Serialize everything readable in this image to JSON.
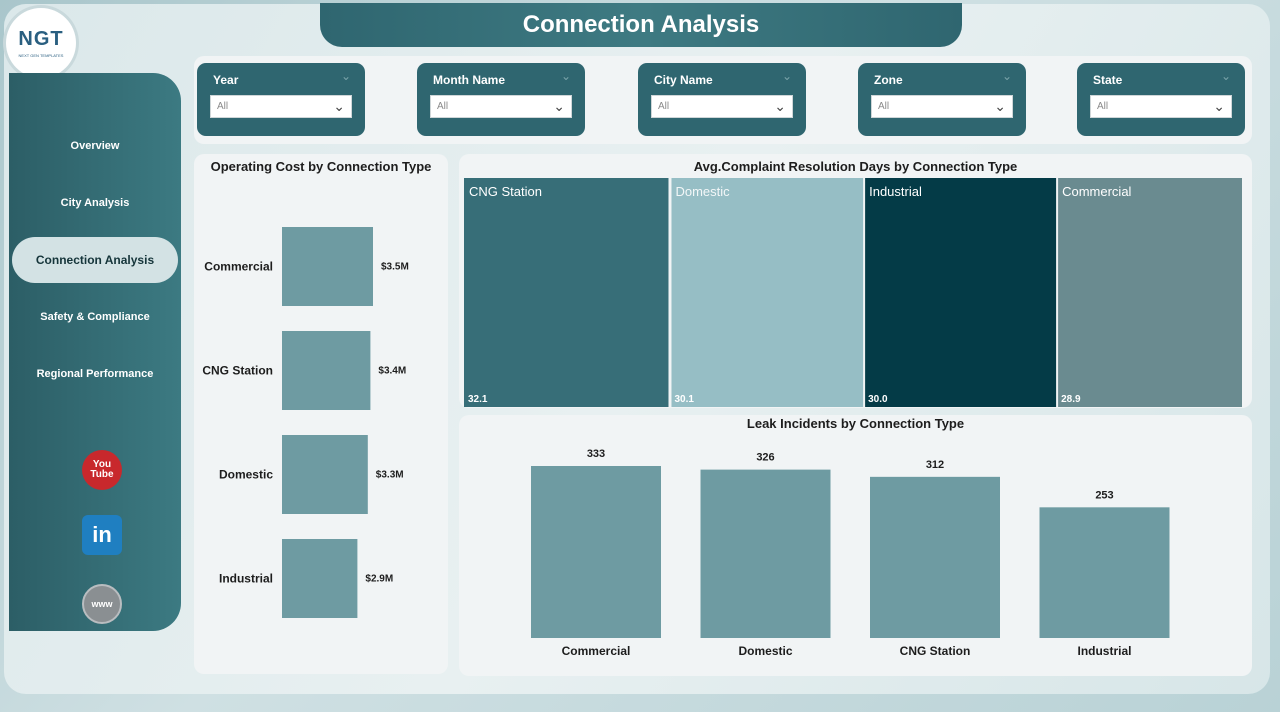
{
  "header": {
    "title": "Connection Analysis"
  },
  "logo": {
    "mark": "NGT",
    "tagline": "NEXT GEN TEMPLATES"
  },
  "sidebar": {
    "items": [
      {
        "label": "Overview",
        "active": false
      },
      {
        "label": "City Analysis",
        "active": false
      },
      {
        "label": "Connection Analysis",
        "active": true
      },
      {
        "label": "Safety & Compliance",
        "active": false
      },
      {
        "label": "Regional Performance",
        "active": false
      }
    ],
    "social": {
      "youtube_top": "You",
      "youtube_bottom": "Tube",
      "linkedin": "in",
      "website": "www"
    }
  },
  "filters": [
    {
      "label": "Year",
      "value": "All"
    },
    {
      "label": "Month Name",
      "value": "All"
    },
    {
      "label": "City Name",
      "value": "All"
    },
    {
      "label": "Zone",
      "value": "All"
    },
    {
      "label": "State",
      "value": "All"
    }
  ],
  "chart_data": [
    {
      "type": "bar",
      "orientation": "horizontal",
      "title": "Operating Cost by Connection Type",
      "categories": [
        "Commercial",
        "CNG Station",
        "Domestic",
        "Industrial"
      ],
      "values": [
        3.5,
        3.4,
        3.3,
        2.9
      ],
      "value_labels": [
        "$3.5M",
        "$3.4M",
        "$3.3M",
        "$2.9M"
      ],
      "unit": "M",
      "color": "#6e9ba2"
    },
    {
      "type": "treemap",
      "title": "Avg.Complaint Resolution Days by Connection Type",
      "categories": [
        "CNG Station",
        "Domestic",
        "Industrial",
        "Commercial"
      ],
      "values": [
        32.1,
        30.1,
        30.0,
        28.9
      ],
      "value_labels": [
        "32.1",
        "30.1",
        "30.0",
        "28.9"
      ],
      "colors": [
        "#376e78",
        "#96bec5",
        "#043b47",
        "#6a8b90"
      ]
    },
    {
      "type": "bar",
      "orientation": "vertical",
      "title": "Leak Incidents by Connection Type",
      "categories": [
        "Commercial",
        "Domestic",
        "CNG Station",
        "Industrial"
      ],
      "values": [
        333,
        326,
        312,
        253
      ],
      "color": "#6e9ba2"
    }
  ]
}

★ ★ ★

Problem description » In the material above, find the lines that contain "title" and show them.

Finished exercise »
    "title": "Connection Analysis"
      "title": "Operating Cost by Connection Type",
      "title": "Avg.Complaint Resolution Days by Connection Type",
      "title": "Leak Incidents by Connection Type",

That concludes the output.